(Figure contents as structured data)
********
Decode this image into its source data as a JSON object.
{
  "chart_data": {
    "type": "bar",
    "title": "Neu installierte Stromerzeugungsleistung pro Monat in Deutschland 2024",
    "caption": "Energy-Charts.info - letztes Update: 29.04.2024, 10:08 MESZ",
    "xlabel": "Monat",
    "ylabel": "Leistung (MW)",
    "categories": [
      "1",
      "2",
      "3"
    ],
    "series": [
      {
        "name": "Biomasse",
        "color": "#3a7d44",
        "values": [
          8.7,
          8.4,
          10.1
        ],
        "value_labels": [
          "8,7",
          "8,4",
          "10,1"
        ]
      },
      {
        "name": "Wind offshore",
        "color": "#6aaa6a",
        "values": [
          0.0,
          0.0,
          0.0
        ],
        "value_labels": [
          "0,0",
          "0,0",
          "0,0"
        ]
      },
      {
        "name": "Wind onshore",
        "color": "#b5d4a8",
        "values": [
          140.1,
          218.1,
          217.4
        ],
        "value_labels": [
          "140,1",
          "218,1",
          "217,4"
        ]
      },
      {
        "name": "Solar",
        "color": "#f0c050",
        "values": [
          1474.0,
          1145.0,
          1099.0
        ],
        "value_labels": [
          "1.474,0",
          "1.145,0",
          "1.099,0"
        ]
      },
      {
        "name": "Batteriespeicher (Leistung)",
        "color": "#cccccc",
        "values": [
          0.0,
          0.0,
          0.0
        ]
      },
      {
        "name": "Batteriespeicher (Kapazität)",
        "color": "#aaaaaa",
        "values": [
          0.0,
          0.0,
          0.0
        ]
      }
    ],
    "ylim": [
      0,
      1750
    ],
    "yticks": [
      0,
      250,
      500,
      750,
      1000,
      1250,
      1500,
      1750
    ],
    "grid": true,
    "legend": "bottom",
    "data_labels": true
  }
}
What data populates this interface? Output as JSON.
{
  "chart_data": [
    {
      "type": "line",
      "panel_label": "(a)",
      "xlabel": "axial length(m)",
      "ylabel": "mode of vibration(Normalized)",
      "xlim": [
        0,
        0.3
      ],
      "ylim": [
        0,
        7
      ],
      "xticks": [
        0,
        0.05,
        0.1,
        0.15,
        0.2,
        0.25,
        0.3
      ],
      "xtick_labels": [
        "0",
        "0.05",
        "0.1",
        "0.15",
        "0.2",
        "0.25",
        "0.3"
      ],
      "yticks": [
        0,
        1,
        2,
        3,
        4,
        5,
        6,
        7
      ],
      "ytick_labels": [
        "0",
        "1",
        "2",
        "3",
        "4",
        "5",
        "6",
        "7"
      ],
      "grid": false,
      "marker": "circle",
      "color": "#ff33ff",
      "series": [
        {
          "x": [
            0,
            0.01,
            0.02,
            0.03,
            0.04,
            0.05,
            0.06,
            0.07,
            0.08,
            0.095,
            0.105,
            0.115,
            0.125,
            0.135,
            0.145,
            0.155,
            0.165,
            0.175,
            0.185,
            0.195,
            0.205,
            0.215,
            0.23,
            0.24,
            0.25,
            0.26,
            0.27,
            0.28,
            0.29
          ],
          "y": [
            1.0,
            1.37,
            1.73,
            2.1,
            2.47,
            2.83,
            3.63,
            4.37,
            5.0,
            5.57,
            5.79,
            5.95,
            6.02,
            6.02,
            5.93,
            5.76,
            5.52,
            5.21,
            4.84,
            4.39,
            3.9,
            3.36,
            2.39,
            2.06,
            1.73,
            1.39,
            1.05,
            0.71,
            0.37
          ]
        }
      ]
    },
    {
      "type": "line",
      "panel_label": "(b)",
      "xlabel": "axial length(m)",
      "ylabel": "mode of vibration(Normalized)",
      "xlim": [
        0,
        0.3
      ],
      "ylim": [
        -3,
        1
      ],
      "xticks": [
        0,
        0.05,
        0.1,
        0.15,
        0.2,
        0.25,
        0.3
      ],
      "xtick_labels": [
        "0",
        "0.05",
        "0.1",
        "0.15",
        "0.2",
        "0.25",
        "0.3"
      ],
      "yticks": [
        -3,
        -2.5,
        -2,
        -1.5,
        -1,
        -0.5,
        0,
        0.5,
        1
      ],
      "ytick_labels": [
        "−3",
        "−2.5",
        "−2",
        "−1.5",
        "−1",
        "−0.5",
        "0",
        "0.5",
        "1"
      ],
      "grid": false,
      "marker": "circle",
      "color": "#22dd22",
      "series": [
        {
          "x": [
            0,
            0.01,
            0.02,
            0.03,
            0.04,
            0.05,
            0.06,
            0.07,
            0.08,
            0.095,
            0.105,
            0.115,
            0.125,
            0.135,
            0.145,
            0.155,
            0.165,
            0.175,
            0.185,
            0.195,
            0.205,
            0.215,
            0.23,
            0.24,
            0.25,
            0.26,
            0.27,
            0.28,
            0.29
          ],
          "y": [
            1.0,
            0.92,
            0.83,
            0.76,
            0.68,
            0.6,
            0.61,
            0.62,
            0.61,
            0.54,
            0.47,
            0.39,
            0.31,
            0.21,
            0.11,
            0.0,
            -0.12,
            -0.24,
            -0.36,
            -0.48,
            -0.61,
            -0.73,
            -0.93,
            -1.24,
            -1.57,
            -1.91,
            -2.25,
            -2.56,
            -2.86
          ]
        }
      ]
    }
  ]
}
********
▶ [Problem requirements]
Your task is to retype all the records above with nothing left out.

▶ [Reply]
Decode this image into its source data as a JSON object.
{
  "chart_data": {
    "type": "bar",
    "title": "Neu installierte Stromerzeugungsleistung pro Monat in Deutschland 2024",
    "caption": "Energy-Charts.info - letztes Update: 29.04.2024, 10:08 MESZ",
    "xlabel": "Monat",
    "ylabel": "Leistung (MW)",
    "categories": [
      "1",
      "2",
      "3"
    ],
    "series": [
      {
        "name": "Biomasse",
        "color": "#3a7d44",
        "values": [
          8.7,
          8.4,
          10.1
        ],
        "value_labels": [
          "8,7",
          "8,4",
          "10,1"
        ]
      },
      {
        "name": "Wind offshore",
        "color": "#6aaa6a",
        "values": [
          0.0,
          0.0,
          0.0
        ],
        "value_labels": [
          "0,0",
          "0,0",
          "0,0"
        ]
      },
      {
        "name": "Wind onshore",
        "color": "#b5d4a8",
        "values": [
          140.1,
          218.1,
          217.4
        ],
        "value_labels": [
          "140,1",
          "218,1",
          "217,4"
        ]
      },
      {
        "name": "Solar",
        "color": "#f0c050",
        "values": [
          1474.0,
          1145.0,
          1099.0
        ],
        "value_labels": [
          "1.474,0",
          "1.145,0",
          "1.099,0"
        ]
      },
      {
        "name": "Batteriespeicher (Leistung)",
        "color": "#cccccc",
        "values": [
          0.0,
          0.0,
          0.0
        ]
      },
      {
        "name": "Batteriespeicher (Kapazität)",
        "color": "#aaaaaa",
        "values": [
          0.0,
          0.0,
          0.0
        ]
      }
    ],
    "ylim": [
      0,
      1750
    ],
    "yticks": [
      0,
      250,
      500,
      750,
      1000,
      1250,
      1500,
      1750
    ],
    "grid": true,
    "legend": "bottom",
    "data_labels": true
  }
}
What data populates this interface? Output as JSON.
{
  "chart_data": [
    {
      "type": "line",
      "panel_label": "(a)",
      "xlabel": "axial length(m)",
      "ylabel": "mode of vibration(Normalized)",
      "xlim": [
        0,
        0.3
      ],
      "ylim": [
        0,
        7
      ],
      "xticks": [
        0,
        0.05,
        0.1,
        0.15,
        0.2,
        0.25,
        0.3
      ],
      "xtick_labels": [
        "0",
        "0.05",
        "0.1",
        "0.15",
        "0.2",
        "0.25",
        "0.3"
      ],
      "yticks": [
        0,
        1,
        2,
        3,
        4,
        5,
        6,
        7
      ],
      "ytick_labels": [
        "0",
        "1",
        "2",
        "3",
        "4",
        "5",
        "6",
        "7"
      ],
      "grid": false,
      "marker": "circle",
      "color": "#ff33ff",
      "series": [
        {
          "x": [
            0,
            0.01,
            0.02,
            0.03,
            0.04,
            0.05,
            0.06,
            0.07,
            0.08,
            0.095,
            0.105,
            0.115,
            0.125,
            0.135,
            0.145,
            0.155,
            0.165,
            0.175,
            0.185,
            0.195,
            0.205,
            0.215,
            0.23,
            0.24,
            0.25,
            0.26,
            0.27,
            0.28,
            0.29
          ],
          "y": [
            1.0,
            1.37,
            1.73,
            2.1,
            2.47,
            2.83,
            3.63,
            4.37,
            5.0,
            5.57,
            5.79,
            5.95,
            6.02,
            6.02,
            5.93,
            5.76,
            5.52,
            5.21,
            4.84,
            4.39,
            3.9,
            3.36,
            2.39,
            2.06,
            1.73,
            1.39,
            1.05,
            0.71,
            0.37
          ]
        }
      ]
    },
    {
      "type": "line",
      "panel_label": "(b)",
      "xlabel": "axial length(m)",
      "ylabel": "mode of vibration(Normalized)",
      "xlim": [
        0,
        0.3
      ],
      "ylim": [
        -3,
        1
      ],
      "xticks": [
        0,
        0.05,
        0.1,
        0.15,
        0.2,
        0.25,
        0.3
      ],
      "xtick_labels": [
        "0",
        "0.05",
        "0.1",
        "0.15",
        "0.2",
        "0.25",
        "0.3"
      ],
      "yticks": [
        -3,
        -2.5,
        -2,
        -1.5,
        -1,
        -0.5,
        0,
        0.5,
        1
      ],
      "ytick_labels": [
        "−3",
        "−2.5",
        "−2",
        "−1.5",
        "−1",
        "−0.5",
        "0",
        "0.5",
        "1"
      ],
      "grid": false,
      "marker": "circle",
      "color": "#22dd22",
      "series": [
        {
          "x": [
            0,
            0.01,
            0.02,
            0.03,
            0.04,
            0.05,
            0.06,
            0.07,
            0.08,
            0.095,
            0.105,
            0.115,
            0.125,
            0.135,
            0.145,
            0.155,
            0.165,
            0.175,
            0.185,
            0.195,
            0.205,
            0.215,
            0.23,
            0.24,
            0.25,
            0.26,
            0.27,
            0.28,
            0.29
          ],
          "y": [
            1.0,
            0.92,
            0.83,
            0.76,
            0.68,
            0.6,
            0.61,
            0.62,
            0.61,
            0.54,
            0.47,
            0.39,
            0.31,
            0.21,
            0.11,
            0.0,
            -0.12,
            -0.24,
            -0.36,
            -0.48,
            -0.61,
            -0.73,
            -0.93,
            -1.24,
            -1.57,
            -1.91,
            -2.25,
            -2.56,
            -2.86
          ]
        }
      ]
    }
  ]
}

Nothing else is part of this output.